* What is required: Every entry below should be transcribed exactly; pictures stay out of the copy.

## START

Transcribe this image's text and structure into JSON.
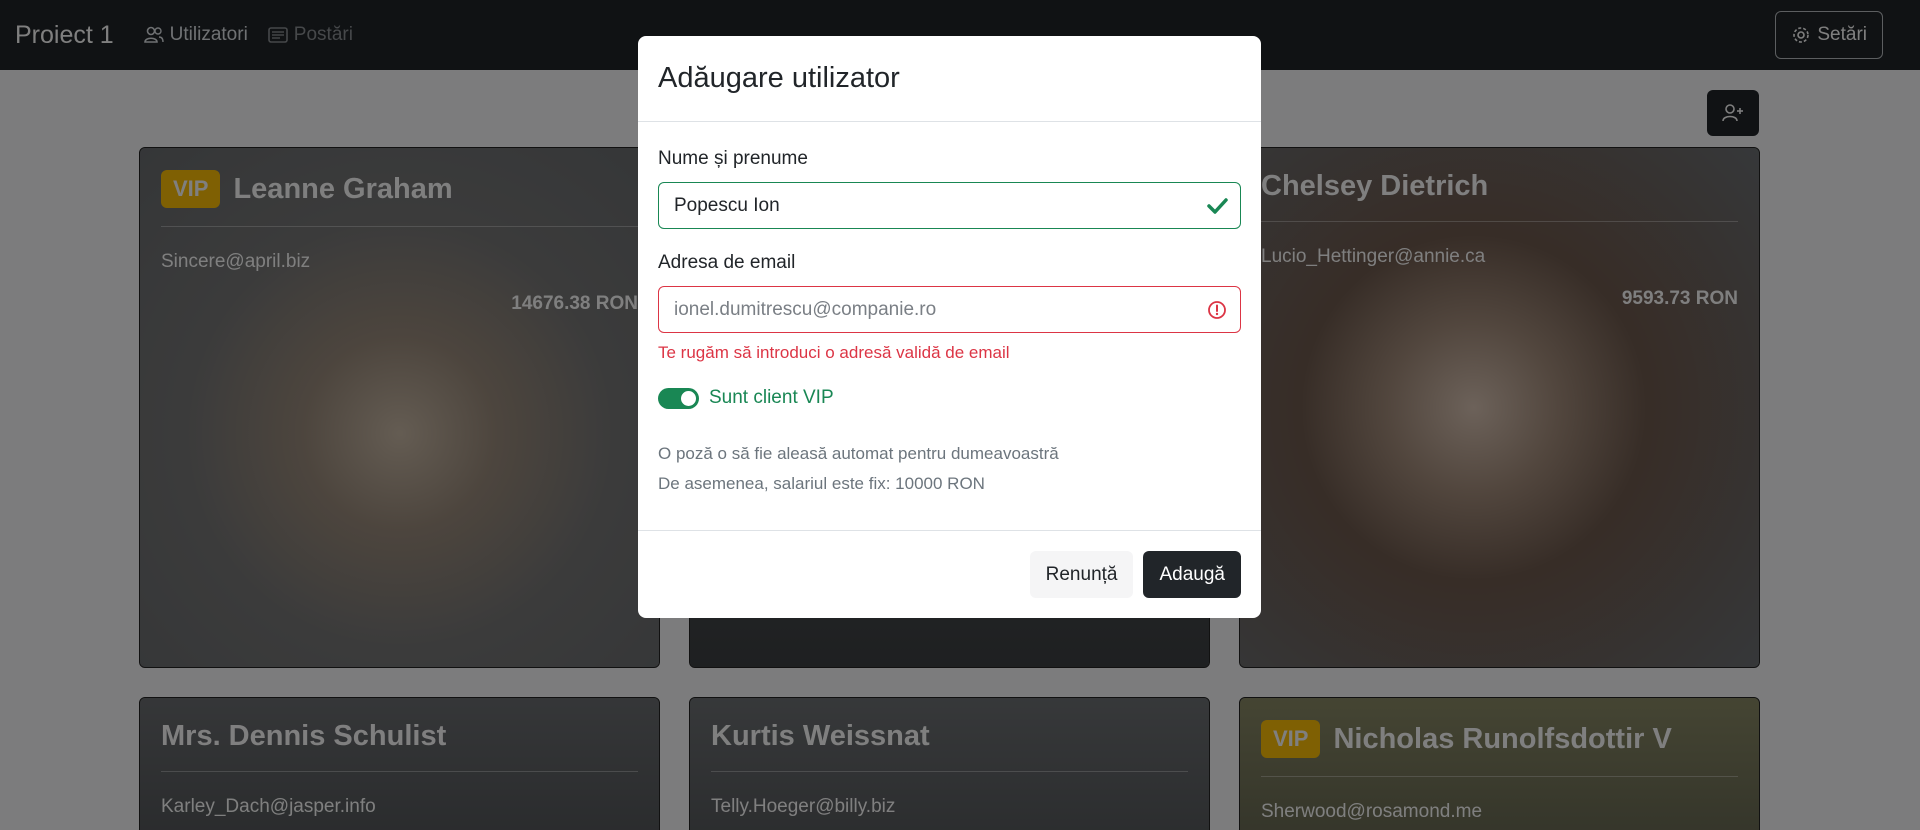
{
  "navbar": {
    "brand": "Proiect 1",
    "links": [
      {
        "label": "Utilizatori",
        "icon": "users-icon"
      },
      {
        "label": "Postări",
        "icon": "posts-icon"
      }
    ],
    "settings_label": "Setări"
  },
  "cards": [
    {
      "name": "Leanne Graham",
      "vip": true,
      "vip_label": "VIP",
      "email": "Sincere@april.biz",
      "salary": "14676.38 RON"
    },
    {
      "name": "",
      "vip": false,
      "email": "",
      "salary": ""
    },
    {
      "name": "Chelsey Dietrich",
      "vip": false,
      "email": "Lucio_Hettinger@annie.ca",
      "salary": "9593.73 RON"
    },
    {
      "name": "Mrs. Dennis Schulist",
      "vip": false,
      "email": "Karley_Dach@jasper.info",
      "salary": ""
    },
    {
      "name": "Kurtis Weissnat",
      "vip": false,
      "email": "Telly.Hoeger@billy.biz",
      "salary": ""
    },
    {
      "name": "Nicholas Runolfsdottir V",
      "vip": true,
      "vip_label": "VIP",
      "email": "Sherwood@rosamond.me",
      "salary": ""
    }
  ],
  "modal": {
    "title": "Adăugare utilizator",
    "name_label": "Nume și prenume",
    "name_value": "Popescu Ion",
    "email_label": "Adresa de email",
    "email_value": "ionel.dumitrescu@companie.ro",
    "email_error": "Te rugăm să introduci o adresă validă de email",
    "vip_switch_label": "Sunt client VIP",
    "vip_switch_on": true,
    "note_line1": "O poză o să fie aleasă automat pentru dumeavoastră",
    "note_line2": "De asemenea, salariul este fix: 10000 RON",
    "cancel_label": "Renunță",
    "add_label": "Adaugă"
  },
  "colors": {
    "navbar_bg": "#212529",
    "vip_badge": "#ffc107",
    "valid": "#198754",
    "invalid": "#dc3545"
  }
}
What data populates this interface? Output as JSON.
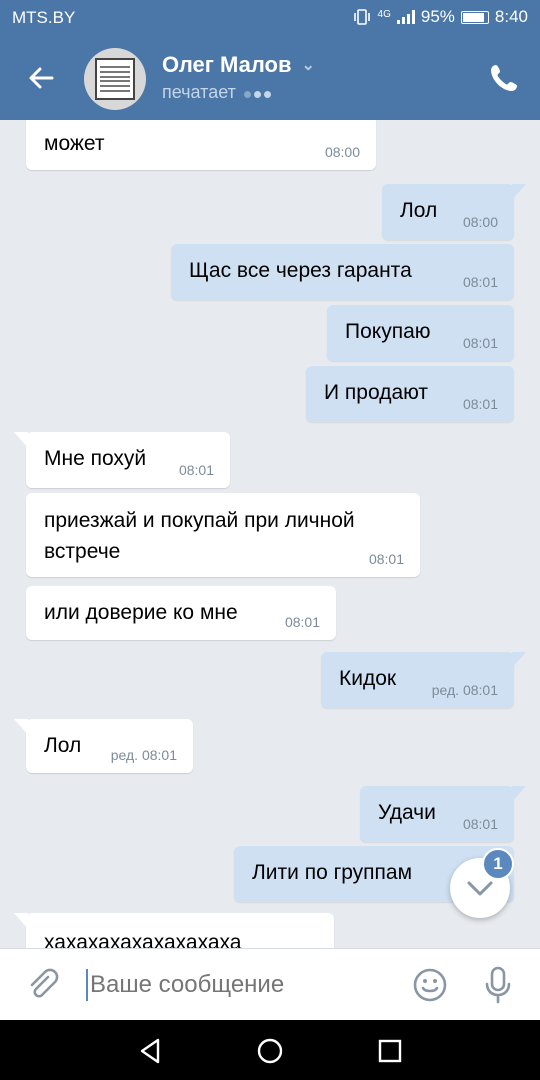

## END

* Answer:
Transcribe this image's text and structure into JSON.
{
  "navbar": {
    "brand": "Proiect 1",
    "links": [
      {
        "label": "Utilizatori",
        "icon": "users-icon"
      },
      {
        "label": "Postări",
        "icon": "posts-icon"
      }
    ],
    "settings_label": "Setări"
  },
  "cards": [
    {
      "name": "Leanne Graham",
      "vip": true,
      "vip_label": "VIP",
      "email": "Sincere@april.biz",
      "salary": "14676.38 RON"
    },
    {
      "name": "",
      "vip": false,
      "email": "",
      "salary": ""
    },
    {
      "name": "Chelsey Dietrich",
      "vip": false,
      "email": "Lucio_Hettinger@annie.ca",
      "salary": "9593.73 RON"
    },
    {
      "name": "Mrs. Dennis Schulist",
      "vip": false,
      "email": "Karley_Dach@jasper.info",
      "salary": ""
    },
    {
      "name": "Kurtis Weissnat",
      "vip": false,
      "email": "Telly.Hoeger@billy.biz",
      "salary": ""
    },
    {
      "name": "Nicholas Runolfsdottir V",
      "vip": true,
      "vip_label": "VIP",
      "email": "Sherwood@rosamond.me",
      "salary": ""
    }
  ],
  "modal": {
    "title": "Adăugare utilizator",
    "name_label": "Nume și prenume",
    "name_value": "Popescu Ion",
    "email_label": "Adresa de email",
    "email_value": "ionel.dumitrescu@companie.ro",
    "email_error": "Te rugăm să introduci o adresă validă de email",
    "vip_switch_label": "Sunt client VIP",
    "vip_switch_on": true,
    "note_line1": "O poză o să fie aleasă automat pentru dumeavoastră",
    "note_line2": "De asemenea, salariul este fix: 10000 RON",
    "cancel_label": "Renunță",
    "add_label": "Adaugă"
  },
  "colors": {
    "navbar_bg": "#212529",
    "vip_badge": "#ffc107",
    "valid": "#198754",
    "invalid": "#dc3545"
  }
}
What data populates this interface? Output as JSON.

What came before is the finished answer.